▶ YOUR GOAL:
Your task is to repeat the entries word for word while leaving out the pictures.

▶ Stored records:
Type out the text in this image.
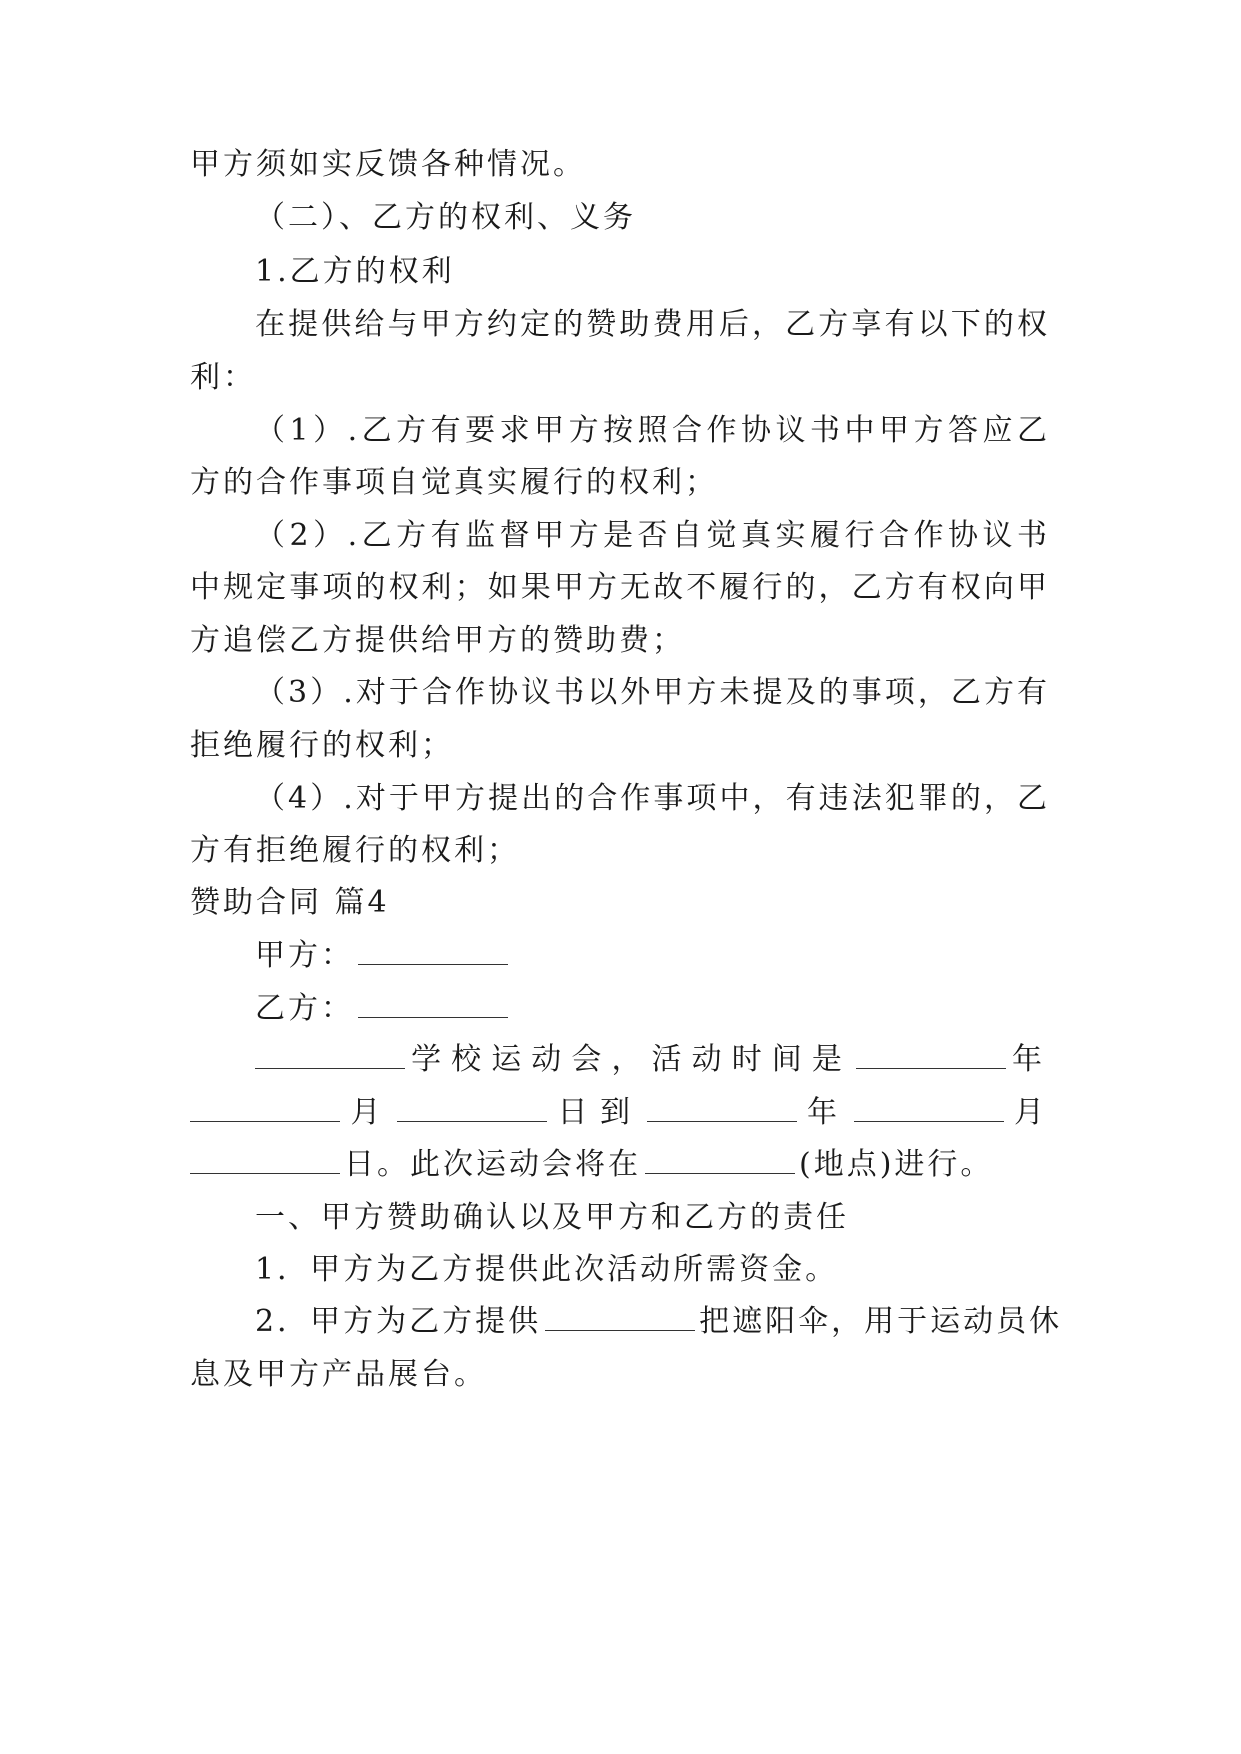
甲方须如实反馈各种情况。
（二）、乙方的权利、义务
1.乙方的权利
在提供给与甲方约定的赞助费用后，乙方享有以下的权
利：
（1）.乙方有要求甲方按照合作协议书中甲方答应乙
方的合作事项自觉真实履行的权利；
（2）.乙方有监督甲方是否自觉真实履行合作协议书
中规定事项的权利；如果甲方无故不履行的，乙方有权向甲
方追偿乙方提供给甲方的赞助费；
（3）.对于合作协议书以外甲方未提及的事项，乙方有
拒绝履行的权利；
（4）.对于甲方提出的合作事项中，有违法犯罪的，乙
方有拒绝履行的权利；
赞助合同 篇4
甲方：
乙方：
学校运动会，活动时间是	年
月	日到	年	月
日。此次运动会将在	(地点)进行。
一、甲方赞助确认以及甲方和乙方的责任
1．甲方为乙方提供此次活动所需资金。
2．甲方为乙方提供	把遮阳伞，用于运动员休
息及甲方产品展台。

▶ TASK OUTPUT:
Type out the text in this image.
甲方须如实反馈各种情况。
（二）、乙方的权利、义务
1.乙方的权利
在提供给与甲方约定的赞助费用后，乙方享有以下的权
利：
（1）.乙方有要求甲方按照合作协议书中甲方答应乙
方的合作事项自觉真实履行的权利；
（2）.乙方有监督甲方是否自觉真实履行合作协议书
中规定事项的权利；如果甲方无故不履行的，乙方有权向甲
方追偿乙方提供给甲方的赞助费；
（3）.对于合作协议书以外甲方未提及的事项，乙方有
拒绝履行的权利；
（4）.对于甲方提出的合作事项中，有违法犯罪的，乙
方有拒绝履行的权利；
赞助合同 篇4
甲方：
乙方：
学校运动会，活动时间是	年
月	日到	年	月
日。此次运动会将在	(地点)进行。
一、甲方赞助确认以及甲方和乙方的责任
1．甲方为乙方提供此次活动所需资金。
2．甲方为乙方提供	把遮阳伞，用于运动员休
息及甲方产品展台。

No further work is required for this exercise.